# Task to complete
Locate the word "merupakan" in the entries below, then gather every line that holds it.

....

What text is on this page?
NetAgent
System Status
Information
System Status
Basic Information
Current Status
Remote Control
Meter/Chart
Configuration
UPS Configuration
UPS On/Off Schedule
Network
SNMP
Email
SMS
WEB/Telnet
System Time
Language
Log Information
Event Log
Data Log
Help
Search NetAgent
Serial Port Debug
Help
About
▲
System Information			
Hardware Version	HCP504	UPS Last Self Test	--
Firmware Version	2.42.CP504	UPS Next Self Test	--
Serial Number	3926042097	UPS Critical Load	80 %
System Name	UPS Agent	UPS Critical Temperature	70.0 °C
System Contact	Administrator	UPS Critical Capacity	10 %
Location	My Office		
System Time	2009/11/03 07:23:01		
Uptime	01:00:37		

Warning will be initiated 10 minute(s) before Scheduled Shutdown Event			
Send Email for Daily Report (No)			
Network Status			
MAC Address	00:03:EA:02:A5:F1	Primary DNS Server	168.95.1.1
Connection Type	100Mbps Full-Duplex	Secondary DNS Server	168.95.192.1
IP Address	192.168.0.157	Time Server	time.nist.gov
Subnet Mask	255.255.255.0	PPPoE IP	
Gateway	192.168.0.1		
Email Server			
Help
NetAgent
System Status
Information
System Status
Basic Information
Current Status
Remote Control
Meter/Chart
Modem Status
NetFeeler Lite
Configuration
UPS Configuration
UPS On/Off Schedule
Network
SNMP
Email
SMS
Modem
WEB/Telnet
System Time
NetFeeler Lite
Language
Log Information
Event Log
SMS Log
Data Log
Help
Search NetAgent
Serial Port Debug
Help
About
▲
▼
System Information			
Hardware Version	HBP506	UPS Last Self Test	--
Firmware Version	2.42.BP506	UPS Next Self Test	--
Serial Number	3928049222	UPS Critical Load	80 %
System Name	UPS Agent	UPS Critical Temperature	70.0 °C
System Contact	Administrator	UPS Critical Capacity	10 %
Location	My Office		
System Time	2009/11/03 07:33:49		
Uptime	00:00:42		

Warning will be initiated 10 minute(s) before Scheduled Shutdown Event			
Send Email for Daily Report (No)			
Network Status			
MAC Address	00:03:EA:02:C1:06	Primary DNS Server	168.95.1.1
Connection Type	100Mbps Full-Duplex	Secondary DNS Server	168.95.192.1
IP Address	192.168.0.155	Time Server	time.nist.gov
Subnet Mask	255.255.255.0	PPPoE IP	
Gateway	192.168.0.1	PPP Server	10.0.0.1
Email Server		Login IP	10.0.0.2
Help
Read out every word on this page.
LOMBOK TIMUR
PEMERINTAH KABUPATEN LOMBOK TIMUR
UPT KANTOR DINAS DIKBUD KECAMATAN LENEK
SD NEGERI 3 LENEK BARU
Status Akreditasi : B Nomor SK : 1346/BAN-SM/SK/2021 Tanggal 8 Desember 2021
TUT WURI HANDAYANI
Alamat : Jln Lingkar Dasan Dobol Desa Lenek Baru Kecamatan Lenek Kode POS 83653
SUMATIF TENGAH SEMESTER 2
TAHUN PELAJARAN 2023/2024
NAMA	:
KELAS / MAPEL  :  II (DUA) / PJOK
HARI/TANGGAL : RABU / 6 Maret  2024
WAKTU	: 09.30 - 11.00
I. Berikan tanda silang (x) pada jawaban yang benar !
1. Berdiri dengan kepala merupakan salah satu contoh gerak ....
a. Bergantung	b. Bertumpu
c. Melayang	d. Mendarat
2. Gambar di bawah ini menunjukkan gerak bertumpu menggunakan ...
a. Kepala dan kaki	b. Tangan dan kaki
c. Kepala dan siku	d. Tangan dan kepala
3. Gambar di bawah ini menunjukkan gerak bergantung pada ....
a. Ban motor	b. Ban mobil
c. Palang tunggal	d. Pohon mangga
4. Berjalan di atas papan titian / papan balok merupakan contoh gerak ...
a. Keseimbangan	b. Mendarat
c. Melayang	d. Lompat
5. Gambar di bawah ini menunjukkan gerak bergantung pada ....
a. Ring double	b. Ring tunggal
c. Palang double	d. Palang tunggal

....

# Correct output
1. Berdiri dengan kepala merupakan salah satu contoh gerak ....
4. Berjalan di atas papan titian / papan balok merupakan contoh gerak ...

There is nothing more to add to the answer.